=== Dataset records ===

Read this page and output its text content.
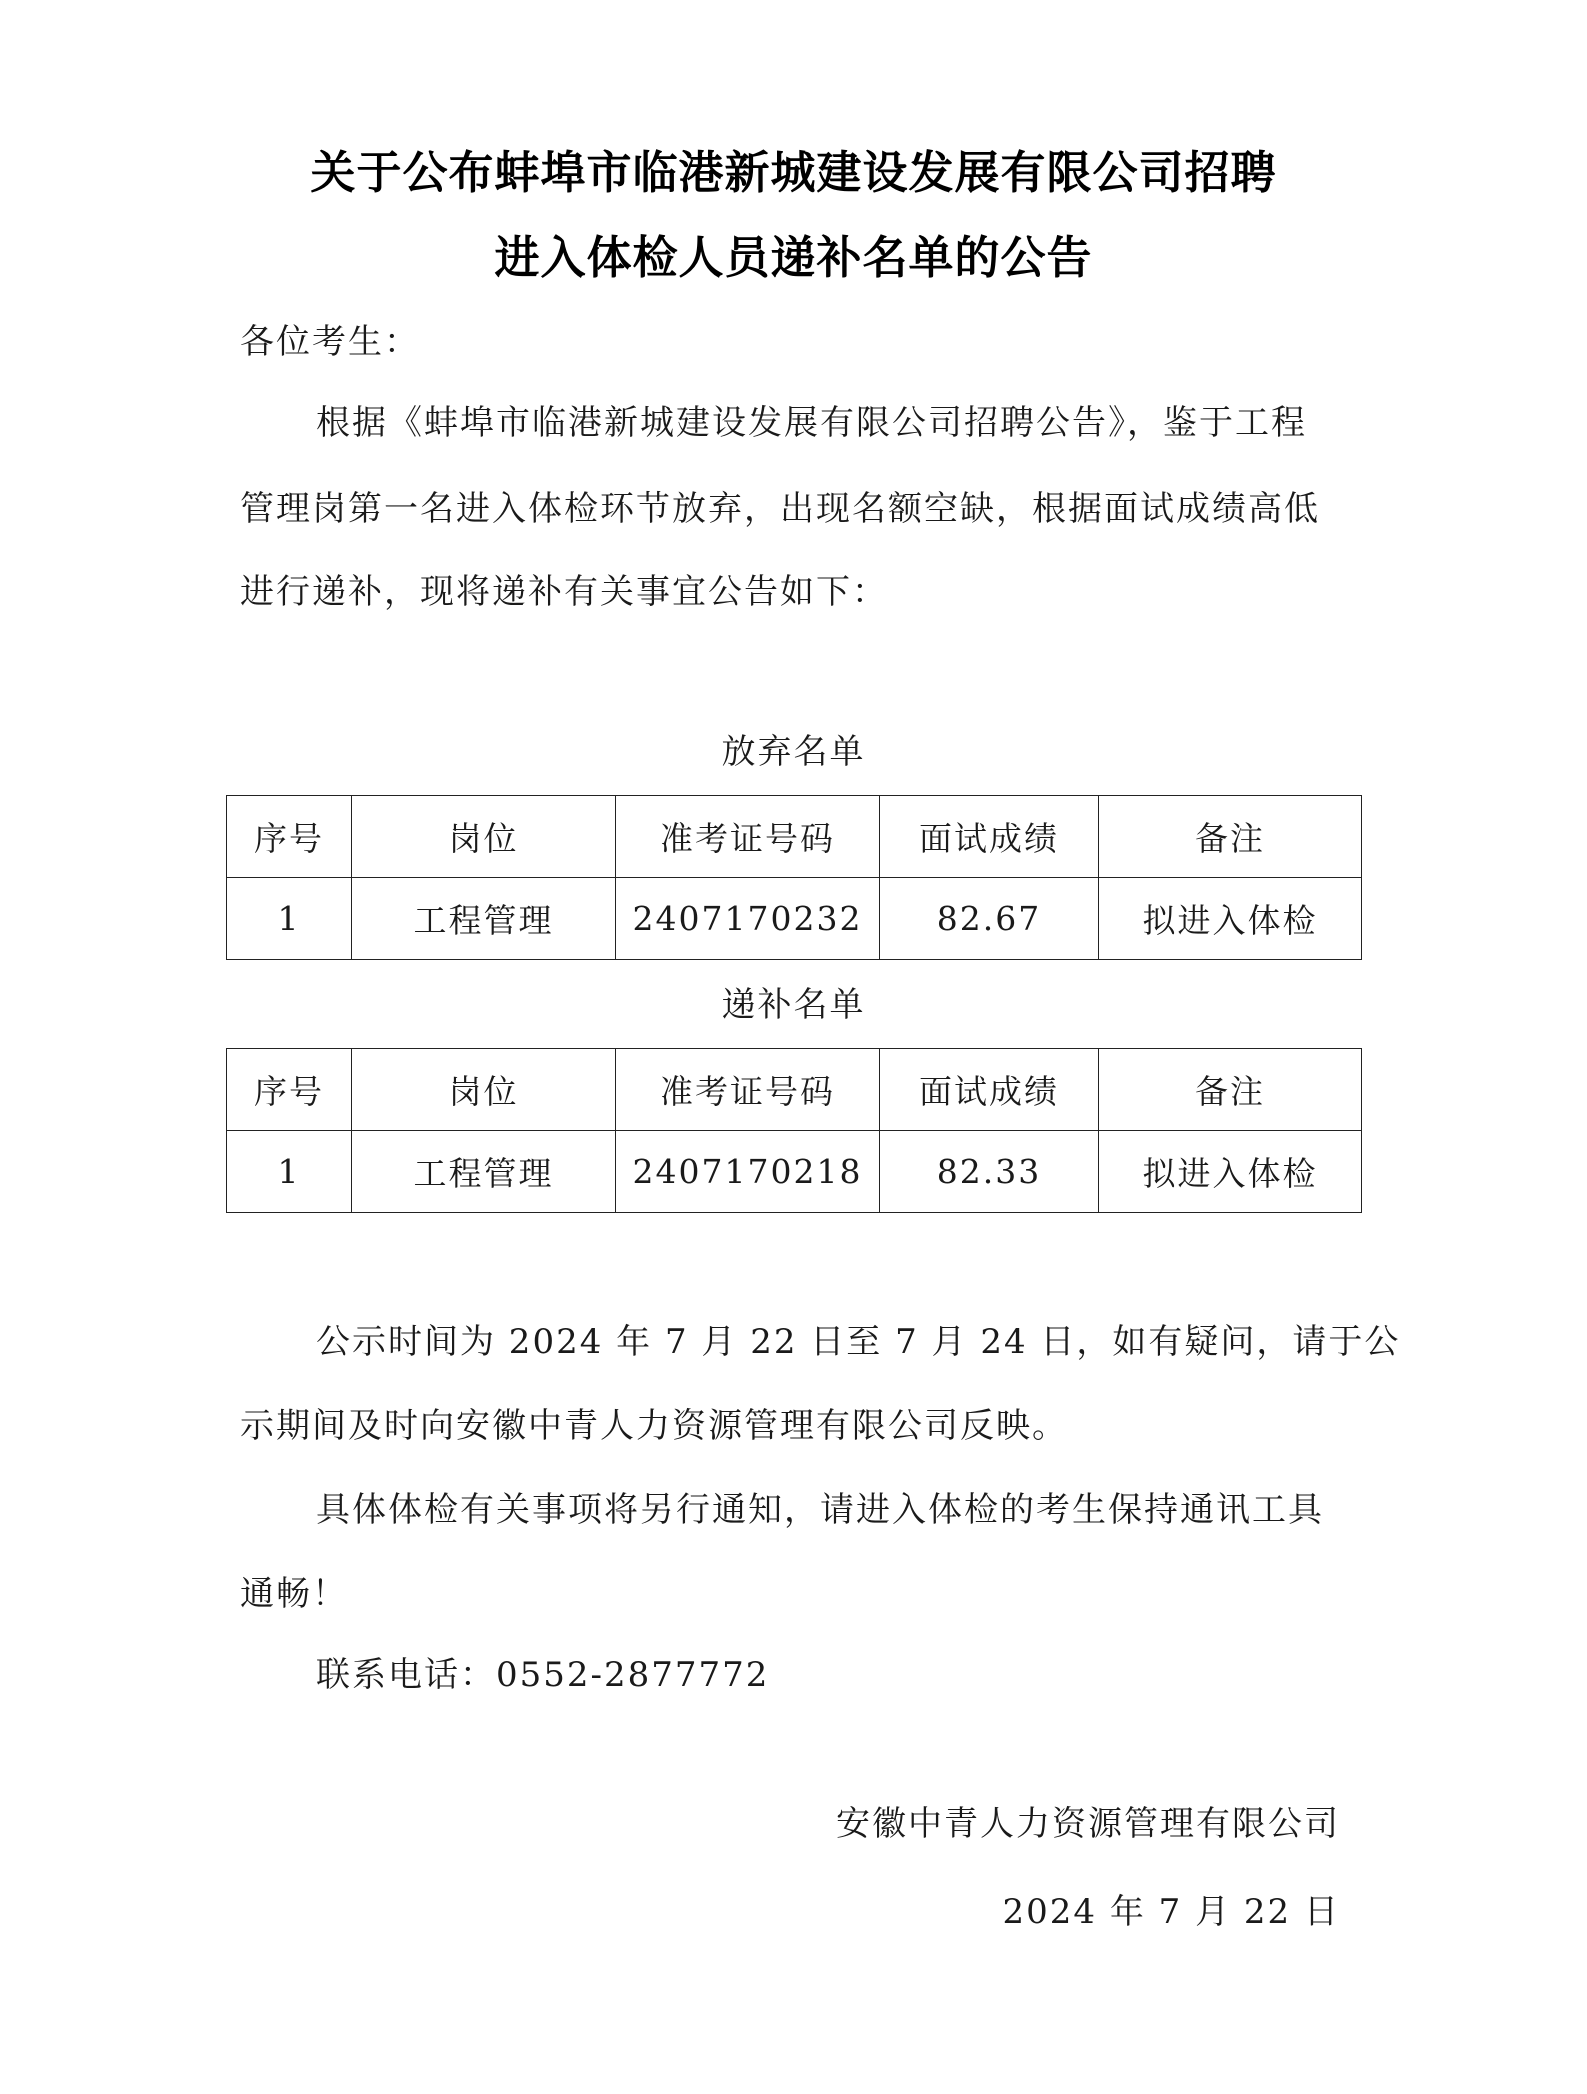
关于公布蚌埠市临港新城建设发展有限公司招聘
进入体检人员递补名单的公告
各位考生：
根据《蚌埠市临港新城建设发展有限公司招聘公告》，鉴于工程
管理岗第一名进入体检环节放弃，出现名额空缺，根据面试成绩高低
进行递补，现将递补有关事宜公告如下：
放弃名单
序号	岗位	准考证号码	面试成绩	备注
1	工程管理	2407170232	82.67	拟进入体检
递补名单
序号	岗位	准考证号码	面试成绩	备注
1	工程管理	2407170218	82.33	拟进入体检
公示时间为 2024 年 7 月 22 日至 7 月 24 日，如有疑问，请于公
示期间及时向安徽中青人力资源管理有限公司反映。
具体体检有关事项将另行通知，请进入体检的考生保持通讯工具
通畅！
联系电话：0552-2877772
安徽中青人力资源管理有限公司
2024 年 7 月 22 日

===
=== Dataset records ===

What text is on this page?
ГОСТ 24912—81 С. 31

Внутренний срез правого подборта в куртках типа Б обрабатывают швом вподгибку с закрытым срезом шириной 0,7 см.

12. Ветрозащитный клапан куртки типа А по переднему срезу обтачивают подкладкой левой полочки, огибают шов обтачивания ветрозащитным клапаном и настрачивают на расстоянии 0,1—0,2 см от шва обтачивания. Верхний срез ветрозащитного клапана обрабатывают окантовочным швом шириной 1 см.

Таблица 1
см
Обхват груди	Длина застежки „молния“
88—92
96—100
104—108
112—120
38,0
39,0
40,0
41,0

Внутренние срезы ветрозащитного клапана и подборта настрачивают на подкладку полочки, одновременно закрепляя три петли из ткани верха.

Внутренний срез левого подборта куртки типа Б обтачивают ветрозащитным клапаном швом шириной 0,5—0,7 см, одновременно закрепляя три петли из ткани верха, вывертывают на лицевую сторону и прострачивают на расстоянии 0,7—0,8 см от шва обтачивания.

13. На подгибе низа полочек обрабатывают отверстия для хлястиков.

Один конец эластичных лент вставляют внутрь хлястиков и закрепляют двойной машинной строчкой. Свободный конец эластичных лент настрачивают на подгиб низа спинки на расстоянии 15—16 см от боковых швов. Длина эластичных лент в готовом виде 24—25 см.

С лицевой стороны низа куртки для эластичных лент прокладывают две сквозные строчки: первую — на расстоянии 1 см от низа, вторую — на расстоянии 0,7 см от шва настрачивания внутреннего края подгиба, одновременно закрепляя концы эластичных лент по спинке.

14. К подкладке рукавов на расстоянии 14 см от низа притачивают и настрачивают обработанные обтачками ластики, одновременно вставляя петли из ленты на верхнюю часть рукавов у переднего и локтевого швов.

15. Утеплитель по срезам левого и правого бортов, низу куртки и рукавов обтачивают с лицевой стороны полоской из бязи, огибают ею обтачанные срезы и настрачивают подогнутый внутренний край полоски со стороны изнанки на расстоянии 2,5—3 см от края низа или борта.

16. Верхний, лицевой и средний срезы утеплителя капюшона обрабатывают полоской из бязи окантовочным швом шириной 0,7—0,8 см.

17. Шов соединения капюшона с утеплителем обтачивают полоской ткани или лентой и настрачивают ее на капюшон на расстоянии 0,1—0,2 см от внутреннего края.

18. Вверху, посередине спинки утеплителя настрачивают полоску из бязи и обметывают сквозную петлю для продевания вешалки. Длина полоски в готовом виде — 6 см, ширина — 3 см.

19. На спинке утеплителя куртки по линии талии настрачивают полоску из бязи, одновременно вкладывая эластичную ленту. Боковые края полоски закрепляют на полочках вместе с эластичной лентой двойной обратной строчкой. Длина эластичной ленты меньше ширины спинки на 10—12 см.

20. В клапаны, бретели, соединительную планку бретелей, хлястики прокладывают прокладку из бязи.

===

Aim of the exercise:
Return each line with "полоской".

Answer for the task:
15. Утеплитель по срезам левого и правого бортов, низу куртки и рукавов обтачивают с лицевой стороны полоской из бязи, огибают ею обтачанные срезы и настрачивают подогнутый внутренний край полоски со стороны изнанки на расстоянии 2,5—3 см от края низа или борта.
16. Верхний, лицевой и средний срезы утеплителя капюшона обрабатывают полоской из бязи окантовочным швом шириной 0,7—0,8 см.
17. Шов соединения капюшона с утеплителем обтачивают полоской ткани или лентой и настрачивают ее на капюшон на расстоянии 0,1—0,2 см от внутреннего края.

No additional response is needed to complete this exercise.